> _Short exercise_
Present the data once more in exactly its original form.

Items from a figure collection
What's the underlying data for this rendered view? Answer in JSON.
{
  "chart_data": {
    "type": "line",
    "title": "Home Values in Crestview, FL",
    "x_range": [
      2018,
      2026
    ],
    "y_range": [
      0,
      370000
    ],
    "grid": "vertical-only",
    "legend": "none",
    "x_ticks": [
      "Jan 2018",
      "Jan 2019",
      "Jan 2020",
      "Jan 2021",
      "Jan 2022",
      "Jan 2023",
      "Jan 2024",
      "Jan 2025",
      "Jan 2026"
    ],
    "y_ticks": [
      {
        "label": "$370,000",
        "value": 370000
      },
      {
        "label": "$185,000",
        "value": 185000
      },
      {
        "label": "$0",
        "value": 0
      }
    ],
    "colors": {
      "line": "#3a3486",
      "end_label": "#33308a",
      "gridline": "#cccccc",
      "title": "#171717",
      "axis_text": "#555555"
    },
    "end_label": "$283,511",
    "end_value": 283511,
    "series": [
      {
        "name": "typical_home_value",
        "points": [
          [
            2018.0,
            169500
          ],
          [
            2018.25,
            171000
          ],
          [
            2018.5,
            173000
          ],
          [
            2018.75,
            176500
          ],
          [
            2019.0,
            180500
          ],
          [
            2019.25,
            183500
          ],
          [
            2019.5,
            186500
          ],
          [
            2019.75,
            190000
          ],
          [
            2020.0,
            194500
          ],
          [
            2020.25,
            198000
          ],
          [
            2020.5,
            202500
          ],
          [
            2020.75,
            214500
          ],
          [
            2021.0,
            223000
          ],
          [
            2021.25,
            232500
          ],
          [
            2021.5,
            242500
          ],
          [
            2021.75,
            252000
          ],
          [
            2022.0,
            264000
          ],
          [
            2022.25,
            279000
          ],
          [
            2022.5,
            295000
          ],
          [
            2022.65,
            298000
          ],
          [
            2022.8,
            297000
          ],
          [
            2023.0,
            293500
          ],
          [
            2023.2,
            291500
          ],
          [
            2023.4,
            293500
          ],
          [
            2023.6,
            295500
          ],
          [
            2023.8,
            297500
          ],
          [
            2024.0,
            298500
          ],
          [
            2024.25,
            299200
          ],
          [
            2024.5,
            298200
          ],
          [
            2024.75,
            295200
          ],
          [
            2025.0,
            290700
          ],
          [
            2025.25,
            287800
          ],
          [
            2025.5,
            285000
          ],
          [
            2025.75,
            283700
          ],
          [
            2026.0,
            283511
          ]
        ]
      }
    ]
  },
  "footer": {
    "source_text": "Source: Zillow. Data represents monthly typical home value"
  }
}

> _Completed exercise_
What's the underlying data for this rendered view? Answer in JSON.
{
  "chart_data": {
    "type": "line",
    "title": "Home Values in Crestview, FL",
    "x_range": [
      2018,
      2026
    ],
    "y_range": [
      0,
      370000
    ],
    "grid": "vertical-only",
    "legend": "none",
    "x_ticks": [
      "Jan 2018",
      "Jan 2019",
      "Jan 2020",
      "Jan 2021",
      "Jan 2022",
      "Jan 2023",
      "Jan 2024",
      "Jan 2025",
      "Jan 2026"
    ],
    "y_ticks": [
      {
        "label": "$370,000",
        "value": 370000
      },
      {
        "label": "$185,000",
        "value": 185000
      },
      {
        "label": "$0",
        "value": 0
      }
    ],
    "colors": {
      "line": "#3a3486",
      "end_label": "#33308a",
      "gridline": "#cccccc",
      "title": "#171717",
      "axis_text": "#555555"
    },
    "end_label": "$283,511",
    "end_value": 283511,
    "series": [
      {
        "name": "typical_home_value",
        "points": [
          [
            2018.0,
            169500
          ],
          [
            2018.25,
            171000
          ],
          [
            2018.5,
            173000
          ],
          [
            2018.75,
            176500
          ],
          [
            2019.0,
            180500
          ],
          [
            2019.25,
            183500
          ],
          [
            2019.5,
            186500
          ],
          [
            2019.75,
            190000
          ],
          [
            2020.0,
            194500
          ],
          [
            2020.25,
            198000
          ],
          [
            2020.5,
            202500
          ],
          [
            2020.75,
            214500
          ],
          [
            2021.0,
            223000
          ],
          [
            2021.25,
            232500
          ],
          [
            2021.5,
            242500
          ],
          [
            2021.75,
            252000
          ],
          [
            2022.0,
            264000
          ],
          [
            2022.25,
            279000
          ],
          [
            2022.5,
            295000
          ],
          [
            2022.65,
            298000
          ],
          [
            2022.8,
            297000
          ],
          [
            2023.0,
            293500
          ],
          [
            2023.2,
            291500
          ],
          [
            2023.4,
            293500
          ],
          [
            2023.6,
            295500
          ],
          [
            2023.8,
            297500
          ],
          [
            2024.0,
            298500
          ],
          [
            2024.25,
            299200
          ],
          [
            2024.5,
            298200
          ],
          [
            2024.75,
            295200
          ],
          [
            2025.0,
            290700
          ],
          [
            2025.25,
            287800
          ],
          [
            2025.5,
            285000
          ],
          [
            2025.75,
            283700
          ],
          [
            2026.0,
            283511
          ]
        ]
      }
    ]
  },
  "footer": {
    "source_text": "Source: Zillow. Data represents monthly typical home value"
  }
}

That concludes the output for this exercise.